▶ Dataset entries
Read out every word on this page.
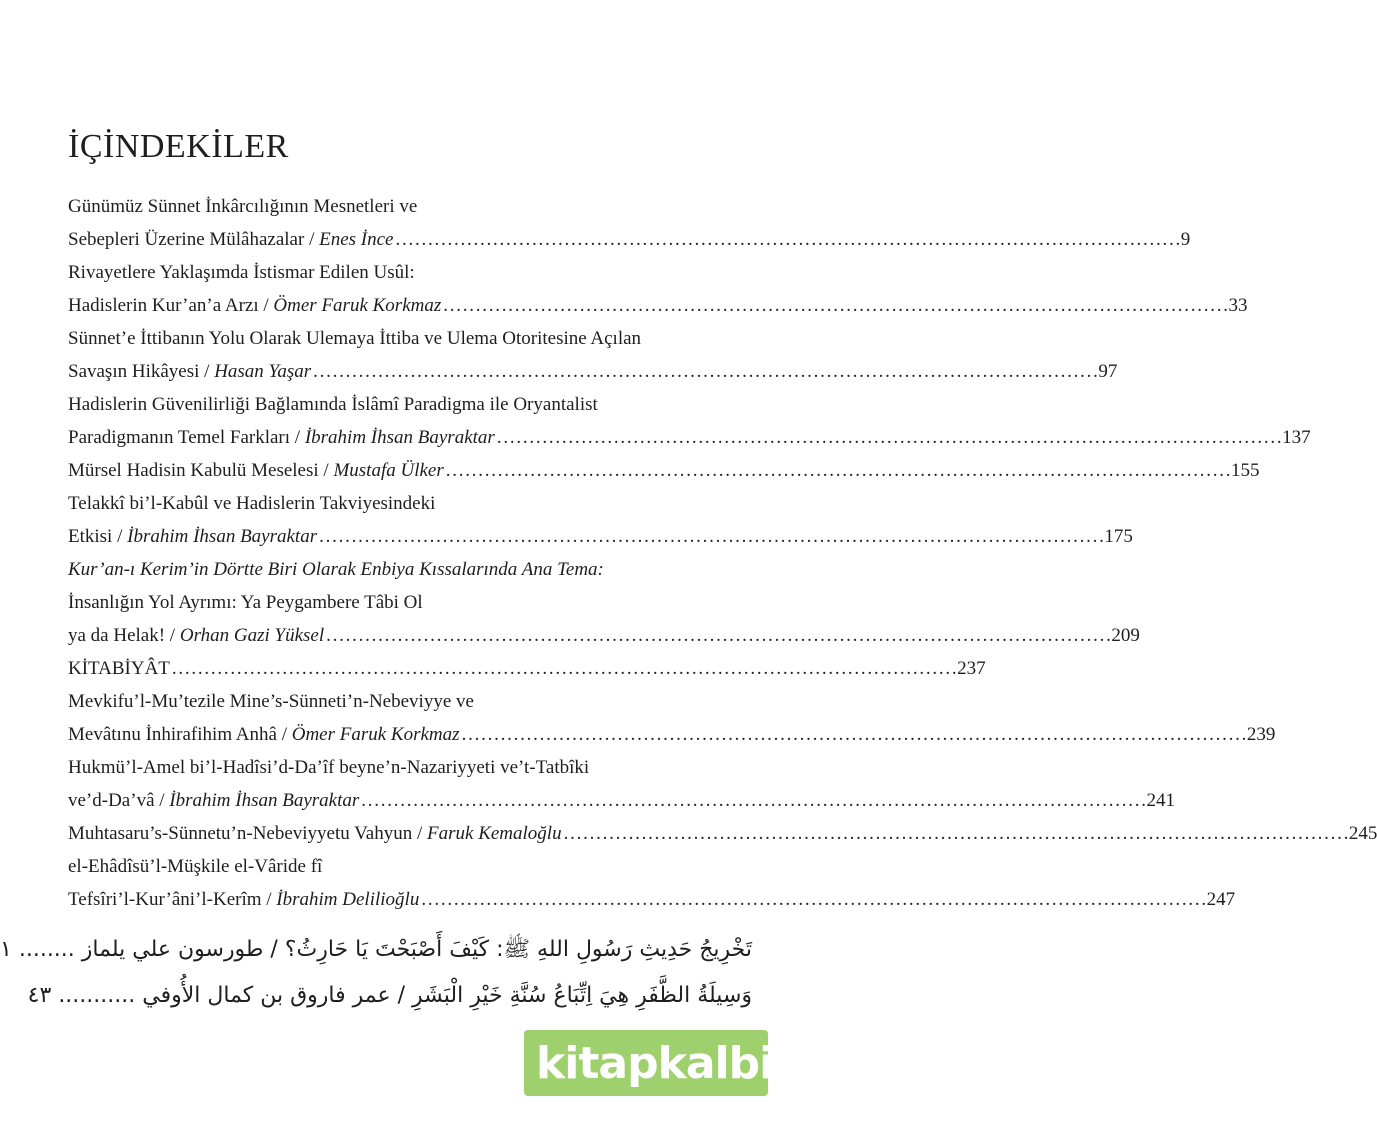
İÇİNDEKİLER
Günümüz Sünnet İnkârcılığının Mesnetleri ve
Sebepleri Üzerine Mülâhazalar / Enes İnce . . .	9
Rivayetlere Yaklaşımda İstismar Edilen Usûl:
Hadislerin Kur’an’a Arzı / Ömer Faruk Korkmaz . . .	33
Sünnet’e İttibanın Yolu Olarak Ulemaya İttiba ve Ulema Otoritesine Açılan
Savaşın Hikâyesi / Hasan Yaşar . . .	97
Hadislerin Güvenilirliği Bağlamında İslâmî Paradigma ile Oryantalist
Paradigmanın Temel Farkları / İbrahim İhsan Bayraktar . . .	137
Mürsel Hadisin Kabulü Meselesi / Mustafa Ülker . . .	155
Telakkî bi’l-Kabûl ve Hadislerin Takviyesindeki
Etkisi / İbrahim İhsan Bayraktar . . .	175
Kur’an-ı Kerim’in Dörtte Biri Olarak Enbiya Kıssalarında Ana Tema:
İnsanlığın Yol Ayrımı: Ya Peygambere Tâbi Ol
ya da Helak! / Orhan Gazi Yüksel . . .	209
KİTABİYÂT . . .	237
Mevkifu’l-Mu’tezile Mine’s-Sünneti’n-Nebeviyye ve
Mevâtınu İnhirafihim Anhâ / Ömer Faruk Korkmaz . . .	239
Hukmü’l-Amel bi’l-Hadîsi’d-Da’îf beyne’n-Nazariyyeti ve’t-Tatbîki
ve’d-Da’vâ / İbrahim İhsan Bayraktar . . .	241
Muhtasaru’s-Sünnetu’n-Nebeviyyetu Vahyun / Faruk Kemaloğlu . . .	245
el-Ehâdîsü’l-Müşkile el-Vâride fî
Tefsîri’l-Kur’âni’l-Kerîm / İbrahim Delilioğlu . . .	247
تَخْرِيجُ حَدِيثِ رَسُولِ اللهِ ﷺ: كَيْفَ أَصْبَحْتَ يَا حَارِثُ؟ / طورسون علي يلماز ........ ١
وَسِيلَةُ الظَّفَرِ هِيَ اِتِّبَاعُ سُنَّةِ خَيْرِ الْبَشَرِ / عمر فاروق بن كمال الأُوفي ........... ٤٣
kitapkalbi .com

▶ STATED PROBLEM
Return the listing above in full and without alteration, excluding its pictures.

▶ RESULT OF THE EXERCISE
Read out every word on this page.
İÇİNDEKİLER
Günümüz Sünnet İnkârcılığının Mesnetleri ve
Sebepleri Üzerine Mülâhazalar / Enes İnce . . .	9
Rivayetlere Yaklaşımda İstismar Edilen Usûl:
Hadislerin Kur’an’a Arzı / Ömer Faruk Korkmaz . . .	33
Sünnet’e İttibanın Yolu Olarak Ulemaya İttiba ve Ulema Otoritesine Açılan
Savaşın Hikâyesi / Hasan Yaşar . . .	97
Hadislerin Güvenilirliği Bağlamında İslâmî Paradigma ile Oryantalist
Paradigmanın Temel Farkları / İbrahim İhsan Bayraktar . . .	137
Mürsel Hadisin Kabulü Meselesi / Mustafa Ülker . . .	155
Telakkî bi’l-Kabûl ve Hadislerin Takviyesindeki
Etkisi / İbrahim İhsan Bayraktar . . .	175
Kur’an-ı Kerim’in Dörtte Biri Olarak Enbiya Kıssalarında Ana Tema:
İnsanlığın Yol Ayrımı: Ya Peygambere Tâbi Ol
ya da Helak! / Orhan Gazi Yüksel . . .	209
KİTABİYÂT . . .	237
Mevkifu’l-Mu’tezile Mine’s-Sünneti’n-Nebeviyye ve
Mevâtınu İnhirafihim Anhâ / Ömer Faruk Korkmaz . . .	239
Hukmü’l-Amel bi’l-Hadîsi’d-Da’îf beyne’n-Nazariyyeti ve’t-Tatbîki
ve’d-Da’vâ / İbrahim İhsan Bayraktar . . .	241
Muhtasaru’s-Sünnetu’n-Nebeviyyetu Vahyun / Faruk Kemaloğlu . . .	245
el-Ehâdîsü’l-Müşkile el-Vâride fî
Tefsîri’l-Kur’âni’l-Kerîm / İbrahim Delilioğlu . . .	247
تَخْرِيجُ حَدِيثِ رَسُولِ اللهِ ﷺ: كَيْفَ أَصْبَحْتَ يَا حَارِثُ؟ / طورسون علي يلماز ........ ١
وَسِيلَةُ الظَّفَرِ هِيَ اِتِّبَاعُ سُنَّةِ خَيْرِ الْبَشَرِ / عمر فاروق بن كمال الأُوفي ........... ٤٣
kitapkalbi .com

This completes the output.